(Collected data)
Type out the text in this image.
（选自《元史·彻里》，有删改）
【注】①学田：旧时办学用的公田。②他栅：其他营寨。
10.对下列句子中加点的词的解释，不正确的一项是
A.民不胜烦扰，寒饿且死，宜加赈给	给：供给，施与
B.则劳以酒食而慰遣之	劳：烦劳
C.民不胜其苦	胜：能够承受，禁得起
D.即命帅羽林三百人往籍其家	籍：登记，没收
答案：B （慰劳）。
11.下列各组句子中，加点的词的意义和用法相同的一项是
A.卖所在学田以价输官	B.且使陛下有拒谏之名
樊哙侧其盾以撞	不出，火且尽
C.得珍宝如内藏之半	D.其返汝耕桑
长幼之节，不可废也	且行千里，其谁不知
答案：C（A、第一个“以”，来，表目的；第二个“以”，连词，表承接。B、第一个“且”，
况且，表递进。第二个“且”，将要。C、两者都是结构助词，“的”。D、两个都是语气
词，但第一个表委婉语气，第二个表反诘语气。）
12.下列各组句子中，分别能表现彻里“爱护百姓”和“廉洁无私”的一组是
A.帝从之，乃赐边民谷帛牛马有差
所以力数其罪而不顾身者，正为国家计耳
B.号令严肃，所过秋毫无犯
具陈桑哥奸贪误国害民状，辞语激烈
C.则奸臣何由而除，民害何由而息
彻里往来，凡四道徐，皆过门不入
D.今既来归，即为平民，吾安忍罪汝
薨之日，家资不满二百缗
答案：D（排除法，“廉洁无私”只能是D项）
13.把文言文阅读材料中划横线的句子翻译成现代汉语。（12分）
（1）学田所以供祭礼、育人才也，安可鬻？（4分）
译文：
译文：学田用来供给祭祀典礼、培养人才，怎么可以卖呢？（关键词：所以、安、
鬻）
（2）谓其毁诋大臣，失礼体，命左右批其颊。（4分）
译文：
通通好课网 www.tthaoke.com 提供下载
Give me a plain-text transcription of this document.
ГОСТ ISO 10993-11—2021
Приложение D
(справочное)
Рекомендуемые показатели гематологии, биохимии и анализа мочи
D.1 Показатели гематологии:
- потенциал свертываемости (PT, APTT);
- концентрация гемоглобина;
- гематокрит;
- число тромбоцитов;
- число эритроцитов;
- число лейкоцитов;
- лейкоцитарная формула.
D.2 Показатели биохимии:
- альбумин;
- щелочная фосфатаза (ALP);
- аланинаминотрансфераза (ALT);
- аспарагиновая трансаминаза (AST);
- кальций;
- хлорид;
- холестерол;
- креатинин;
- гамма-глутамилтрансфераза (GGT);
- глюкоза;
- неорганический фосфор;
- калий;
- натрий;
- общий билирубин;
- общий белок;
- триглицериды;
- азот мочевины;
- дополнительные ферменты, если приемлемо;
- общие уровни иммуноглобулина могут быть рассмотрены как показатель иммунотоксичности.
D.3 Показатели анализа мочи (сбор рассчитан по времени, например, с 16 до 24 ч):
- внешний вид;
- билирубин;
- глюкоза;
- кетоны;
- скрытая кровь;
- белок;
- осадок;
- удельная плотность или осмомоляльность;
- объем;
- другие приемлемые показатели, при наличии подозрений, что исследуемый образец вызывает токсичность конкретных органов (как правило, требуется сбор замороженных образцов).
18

Written instruction
Scan the material line by line and report each one that contains "мочи".

Full output
Рекомендуемые показатели гематологии, биохимии и анализа мочи
D.3 Показатели анализа мочи (сбор рассчитан по времени, например, с 16 до 24 ч):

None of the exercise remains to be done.